* [Exercise goal]
Restate, word for word, every line of the data.

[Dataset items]
==*==

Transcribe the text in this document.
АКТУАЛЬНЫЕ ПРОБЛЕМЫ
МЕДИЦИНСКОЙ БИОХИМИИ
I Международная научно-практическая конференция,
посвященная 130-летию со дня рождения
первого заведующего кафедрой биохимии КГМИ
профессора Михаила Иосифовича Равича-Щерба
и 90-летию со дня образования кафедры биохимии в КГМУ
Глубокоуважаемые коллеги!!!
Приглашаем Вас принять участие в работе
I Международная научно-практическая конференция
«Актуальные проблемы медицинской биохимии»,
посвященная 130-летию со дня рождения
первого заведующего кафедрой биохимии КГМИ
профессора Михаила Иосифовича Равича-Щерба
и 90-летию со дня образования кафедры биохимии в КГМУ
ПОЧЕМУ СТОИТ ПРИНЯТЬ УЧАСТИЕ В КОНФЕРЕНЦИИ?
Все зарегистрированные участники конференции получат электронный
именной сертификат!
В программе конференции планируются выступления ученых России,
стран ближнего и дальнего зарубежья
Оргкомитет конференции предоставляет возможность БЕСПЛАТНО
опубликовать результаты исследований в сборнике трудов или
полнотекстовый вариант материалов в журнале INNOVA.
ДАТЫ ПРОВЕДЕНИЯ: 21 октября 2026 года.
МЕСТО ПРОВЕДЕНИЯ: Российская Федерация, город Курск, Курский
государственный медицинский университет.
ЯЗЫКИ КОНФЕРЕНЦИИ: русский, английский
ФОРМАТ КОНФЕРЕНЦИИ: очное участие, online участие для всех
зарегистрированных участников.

==*==

* [Result for this exercise]
Transcribe the text in this document.
АКТУАЛЬНЫЕ ПРОБЛЕМЫ
МЕДИЦИНСКОЙ БИОХИМИИ
I Международная научно-практическая конференция,
посвященная 130-летию со дня рождения
первого заведующего кафедрой биохимии КГМИ
профессора Михаила Иосифовича Равича-Щерба
и 90-летию со дня образования кафедры биохимии в КГМУ
Глубокоуважаемые коллеги!!!
Приглашаем Вас принять участие в работе
I Международная научно-практическая конференция
«Актуальные проблемы медицинской биохимии»,
посвященная 130-летию со дня рождения
первого заведующего кафедрой биохимии КГМИ
профессора Михаила Иосифовича Равича-Щерба
и 90-летию со дня образования кафедры биохимии в КГМУ
ПОЧЕМУ СТОИТ ПРИНЯТЬ УЧАСТИЕ В КОНФЕРЕНЦИИ?
Все зарегистрированные участники конференции получат электронный
именной сертификат!
В программе конференции планируются выступления ученых России,
стран ближнего и дальнего зарубежья
Оргкомитет конференции предоставляет возможность БЕСПЛАТНО
опубликовать результаты исследований в сборнике трудов или
полнотекстовый вариант материалов в журнале INNOVA.
ДАТЫ ПРОВЕДЕНИЯ: 21 октября 2026 года.
МЕСТО ПРОВЕДЕНИЯ: Российская Федерация, город Курск, Курский
государственный медицинский университет.
ЯЗЫКИ КОНФЕРЕНЦИИ: русский, английский
ФОРМАТ КОНФЕРЕНЦИИ: очное участие, online участие для всех
зарегистрированных участников.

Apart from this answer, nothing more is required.